#### [Text section]
═══

Florida Probate, Trust & Guardianship Litigation

Complete Guide to Trustee Fees

In Spear v. Denmark, the Florida probate court significantly reduced the amount of trustee fees and costs requested by the trustee, and also reduced the hourly rate of the trustee’s expert witness.  The Florida appellate court ruled that competent, substantial evidence supported the Florida probate court’s reduction of the trustee fees and costs award, but that the reduction of the expert’s hourly rate was error.

The Facts of Spear v. Denmark

Between January and June 2010, the beneficiary of the trust, seeking the termination of the trust pursuant to its terms, asked the trustee to make a distribution, resign, and forgo a full, final accounting.  The beneficiary insisted that the beneficiary’s attorney would, in lieu of an accounting, review the raw data.

Instead of following the beneficiary’s directive, the trustee made three partial accountings of the trust during that six month period.  The trustee refused to resign unless the beneficiary released the trustee from all liability.  The beneficiary refused, and sued.

The trustee moved for fees and costs pertaining to the three accountings, time spent defending against the beneficiary’s suit, and time spent by the trustee’s expert witness in preparation for the evidentiary hearing on the award.

The trustee sought over $80,000 for work performed on behalf of the trust.  The Florida probate court awarded approximately $8,400, mainly upon a determination that much of the alleged work performed by the trustee was neither necessary nor authorized.

When Can The Court Determine The Amount Of A Trustee Fee Award?

The Florida probate courts are often called on to review or set trustee fee awards.  Florida law provides that “if the compensation of the trustee has not been fixed by statute or direction of the settlor, the amount of the award rests in the discretion of the court having jurisdiction, which is ordinarily the court receiving the account of the trustee.”

An award of trustee’s fees and costs is reviewed by a Florida appellate court for an abuse of discretion.

What Test Is Applied To Calculate Trustee Fees in Florida?

The test to make an award of trustee fees is referred to as the West Coast test, and requires the examination of several factors to determine the appropriateness of a trustee fees award.  The factors include:

  • Amount of capital and income received;
  • Customary wages and salary;
  • Success or failure of trustee’s administration;
  • Unusual skill or experience possessed by trustee;
  • Trustee’s loyalty or disloyalty;
  • Amount of responsibility assumed by trustee;
  • Time consumed by trustee in serving trust; and,
  • Customary charges by trust companies for similar work

Here, the evidence showed that the court considered two of the factors: the amount of time spent and value of services provided by the trustee.  In response to appellant’s argument that the court incorrectly applied the lodestar method, which does not apply to trustee’s fees, the Florida appellate court stated:

The mere fact that the only two factors for which there was either sufficient or credible evidence in this case are the two that coincidentally happen to be used in the lodestar method, and that the trial court did not expressly assert its application of the West Coast test does not mean that it failed to apply it as far as the evidence allowed it.

═══

[Data from a source]
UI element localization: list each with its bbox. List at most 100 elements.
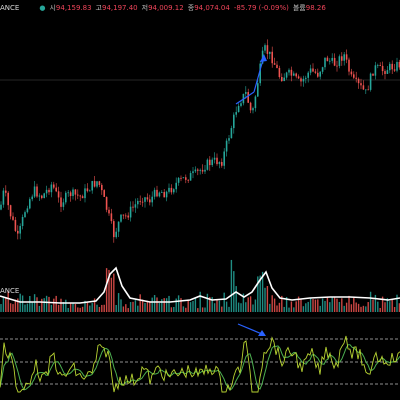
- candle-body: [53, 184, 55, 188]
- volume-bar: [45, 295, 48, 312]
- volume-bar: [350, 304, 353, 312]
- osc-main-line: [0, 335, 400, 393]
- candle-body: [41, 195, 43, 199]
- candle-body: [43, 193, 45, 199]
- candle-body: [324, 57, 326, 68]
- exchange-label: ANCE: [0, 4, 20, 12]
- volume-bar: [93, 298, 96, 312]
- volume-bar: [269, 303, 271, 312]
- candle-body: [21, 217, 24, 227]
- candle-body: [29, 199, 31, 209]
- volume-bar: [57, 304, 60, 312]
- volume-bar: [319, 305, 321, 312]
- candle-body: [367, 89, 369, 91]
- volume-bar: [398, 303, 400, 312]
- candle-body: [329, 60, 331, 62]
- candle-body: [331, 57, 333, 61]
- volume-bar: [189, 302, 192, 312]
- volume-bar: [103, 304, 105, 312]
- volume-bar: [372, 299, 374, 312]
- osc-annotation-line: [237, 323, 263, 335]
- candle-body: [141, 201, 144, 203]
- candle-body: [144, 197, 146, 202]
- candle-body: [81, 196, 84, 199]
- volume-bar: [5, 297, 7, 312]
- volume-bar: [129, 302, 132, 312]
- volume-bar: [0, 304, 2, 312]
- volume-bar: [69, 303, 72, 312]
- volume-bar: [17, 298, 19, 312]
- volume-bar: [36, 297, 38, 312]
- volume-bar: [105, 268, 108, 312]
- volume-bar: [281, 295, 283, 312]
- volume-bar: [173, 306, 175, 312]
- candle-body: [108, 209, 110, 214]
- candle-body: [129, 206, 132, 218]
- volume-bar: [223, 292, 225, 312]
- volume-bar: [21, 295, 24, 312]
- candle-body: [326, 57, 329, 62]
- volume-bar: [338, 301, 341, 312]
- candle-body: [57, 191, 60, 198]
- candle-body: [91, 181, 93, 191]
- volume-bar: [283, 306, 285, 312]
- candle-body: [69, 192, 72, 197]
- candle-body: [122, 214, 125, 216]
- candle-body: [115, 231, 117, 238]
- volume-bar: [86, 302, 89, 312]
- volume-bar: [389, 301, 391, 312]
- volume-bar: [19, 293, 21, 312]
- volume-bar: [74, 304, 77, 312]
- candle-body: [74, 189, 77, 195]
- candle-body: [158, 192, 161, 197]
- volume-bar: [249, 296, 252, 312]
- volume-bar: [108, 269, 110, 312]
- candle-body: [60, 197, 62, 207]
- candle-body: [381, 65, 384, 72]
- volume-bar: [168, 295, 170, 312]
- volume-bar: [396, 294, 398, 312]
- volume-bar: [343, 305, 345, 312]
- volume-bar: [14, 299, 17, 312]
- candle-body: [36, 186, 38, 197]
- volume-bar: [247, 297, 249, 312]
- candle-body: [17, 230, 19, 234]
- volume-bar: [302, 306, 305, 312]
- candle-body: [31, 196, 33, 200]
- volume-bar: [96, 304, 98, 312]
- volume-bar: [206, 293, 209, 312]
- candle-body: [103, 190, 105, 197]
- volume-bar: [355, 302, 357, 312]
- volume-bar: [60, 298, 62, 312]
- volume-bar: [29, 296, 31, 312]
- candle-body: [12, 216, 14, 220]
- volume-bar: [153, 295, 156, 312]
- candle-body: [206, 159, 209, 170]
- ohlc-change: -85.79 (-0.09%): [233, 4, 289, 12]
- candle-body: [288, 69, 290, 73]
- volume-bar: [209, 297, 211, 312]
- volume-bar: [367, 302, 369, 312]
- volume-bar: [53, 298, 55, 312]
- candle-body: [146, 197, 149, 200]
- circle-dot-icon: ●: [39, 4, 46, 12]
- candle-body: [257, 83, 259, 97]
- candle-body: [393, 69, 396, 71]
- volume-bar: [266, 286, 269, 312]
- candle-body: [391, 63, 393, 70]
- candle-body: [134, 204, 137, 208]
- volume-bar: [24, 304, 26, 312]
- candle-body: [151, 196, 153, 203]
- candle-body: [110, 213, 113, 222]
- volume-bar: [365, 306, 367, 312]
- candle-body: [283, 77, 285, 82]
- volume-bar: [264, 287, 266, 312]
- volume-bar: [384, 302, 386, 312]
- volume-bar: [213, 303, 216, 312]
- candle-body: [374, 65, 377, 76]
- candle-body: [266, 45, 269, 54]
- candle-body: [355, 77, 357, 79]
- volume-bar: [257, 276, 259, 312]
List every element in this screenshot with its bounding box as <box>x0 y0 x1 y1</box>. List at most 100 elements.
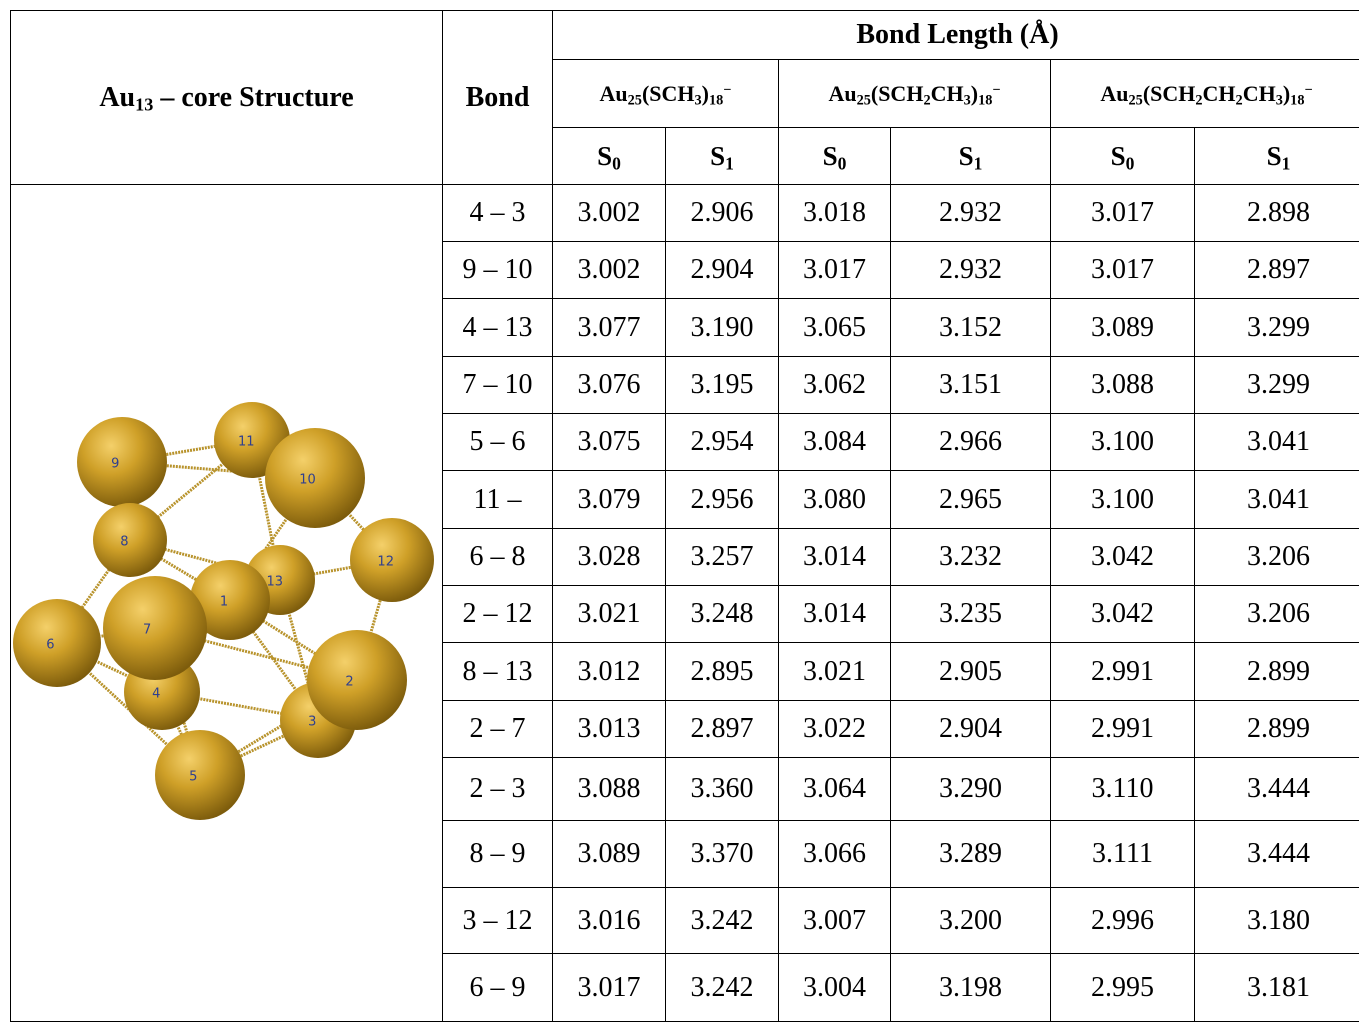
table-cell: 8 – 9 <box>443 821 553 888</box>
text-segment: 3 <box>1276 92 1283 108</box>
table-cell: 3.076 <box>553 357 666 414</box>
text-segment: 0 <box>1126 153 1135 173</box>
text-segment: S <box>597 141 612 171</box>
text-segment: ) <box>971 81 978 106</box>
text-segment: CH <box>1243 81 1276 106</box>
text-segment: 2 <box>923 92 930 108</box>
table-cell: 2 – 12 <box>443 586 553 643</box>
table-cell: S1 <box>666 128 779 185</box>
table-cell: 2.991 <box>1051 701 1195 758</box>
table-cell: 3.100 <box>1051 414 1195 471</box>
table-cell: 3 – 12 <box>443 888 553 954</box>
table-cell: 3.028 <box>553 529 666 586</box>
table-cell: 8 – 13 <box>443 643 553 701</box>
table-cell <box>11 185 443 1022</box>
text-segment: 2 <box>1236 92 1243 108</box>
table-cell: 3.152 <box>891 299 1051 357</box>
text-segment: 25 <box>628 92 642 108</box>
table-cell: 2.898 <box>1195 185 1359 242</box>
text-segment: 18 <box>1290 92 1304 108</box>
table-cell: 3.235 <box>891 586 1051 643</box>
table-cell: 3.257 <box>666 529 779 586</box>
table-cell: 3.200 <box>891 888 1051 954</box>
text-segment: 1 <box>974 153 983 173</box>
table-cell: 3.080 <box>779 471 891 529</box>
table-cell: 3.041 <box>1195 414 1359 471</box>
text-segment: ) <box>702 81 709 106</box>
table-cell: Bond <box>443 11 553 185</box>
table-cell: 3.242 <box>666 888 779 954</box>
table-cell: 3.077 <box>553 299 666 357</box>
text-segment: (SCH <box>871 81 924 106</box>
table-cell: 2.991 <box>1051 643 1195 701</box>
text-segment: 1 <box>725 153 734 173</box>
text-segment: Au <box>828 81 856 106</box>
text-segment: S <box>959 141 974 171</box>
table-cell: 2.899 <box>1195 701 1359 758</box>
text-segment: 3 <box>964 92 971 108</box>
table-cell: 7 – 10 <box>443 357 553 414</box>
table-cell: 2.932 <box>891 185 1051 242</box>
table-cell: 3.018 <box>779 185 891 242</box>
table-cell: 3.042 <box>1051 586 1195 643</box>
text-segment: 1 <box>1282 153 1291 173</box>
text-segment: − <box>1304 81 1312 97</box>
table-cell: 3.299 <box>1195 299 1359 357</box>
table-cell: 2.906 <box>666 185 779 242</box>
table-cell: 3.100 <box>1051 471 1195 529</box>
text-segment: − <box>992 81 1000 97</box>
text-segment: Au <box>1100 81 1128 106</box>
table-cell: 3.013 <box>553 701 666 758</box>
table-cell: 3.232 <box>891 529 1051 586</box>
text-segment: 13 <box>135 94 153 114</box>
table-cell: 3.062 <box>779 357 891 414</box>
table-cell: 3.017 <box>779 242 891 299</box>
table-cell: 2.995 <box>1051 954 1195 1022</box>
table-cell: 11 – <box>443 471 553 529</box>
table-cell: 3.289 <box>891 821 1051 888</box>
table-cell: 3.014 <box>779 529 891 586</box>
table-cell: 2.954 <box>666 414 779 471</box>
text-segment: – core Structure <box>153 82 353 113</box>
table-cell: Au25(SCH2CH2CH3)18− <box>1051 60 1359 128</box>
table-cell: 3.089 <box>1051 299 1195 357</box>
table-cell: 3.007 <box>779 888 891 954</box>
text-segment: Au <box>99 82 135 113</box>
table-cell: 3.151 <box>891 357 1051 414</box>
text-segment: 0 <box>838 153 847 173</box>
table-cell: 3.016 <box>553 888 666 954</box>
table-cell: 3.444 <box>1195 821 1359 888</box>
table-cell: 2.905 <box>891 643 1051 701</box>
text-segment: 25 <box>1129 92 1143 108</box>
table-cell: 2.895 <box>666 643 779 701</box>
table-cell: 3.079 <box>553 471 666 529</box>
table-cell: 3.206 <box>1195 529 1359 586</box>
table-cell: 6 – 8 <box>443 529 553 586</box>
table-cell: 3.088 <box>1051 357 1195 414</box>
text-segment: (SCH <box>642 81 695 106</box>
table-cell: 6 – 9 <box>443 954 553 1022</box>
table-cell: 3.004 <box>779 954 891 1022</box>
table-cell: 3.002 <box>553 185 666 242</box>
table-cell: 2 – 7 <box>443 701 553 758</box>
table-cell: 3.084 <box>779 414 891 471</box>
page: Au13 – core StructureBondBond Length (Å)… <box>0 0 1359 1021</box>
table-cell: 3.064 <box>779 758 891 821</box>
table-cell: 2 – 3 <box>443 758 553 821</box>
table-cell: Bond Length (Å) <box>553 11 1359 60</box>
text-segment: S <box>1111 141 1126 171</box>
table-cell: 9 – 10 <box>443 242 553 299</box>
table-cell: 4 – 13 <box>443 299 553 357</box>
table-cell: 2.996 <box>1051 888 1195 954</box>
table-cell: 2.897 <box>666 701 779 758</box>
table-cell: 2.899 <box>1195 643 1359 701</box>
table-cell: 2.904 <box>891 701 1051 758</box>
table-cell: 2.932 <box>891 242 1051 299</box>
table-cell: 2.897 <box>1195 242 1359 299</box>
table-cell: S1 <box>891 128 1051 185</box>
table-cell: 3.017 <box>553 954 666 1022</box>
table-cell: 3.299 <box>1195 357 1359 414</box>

═══

#### [What this task involves]
According to the trustee fees guide, roughly how much did the Florida probate court award the trustee in Spear v. Denmark?

#### [Full answer]
Approximately $8,400.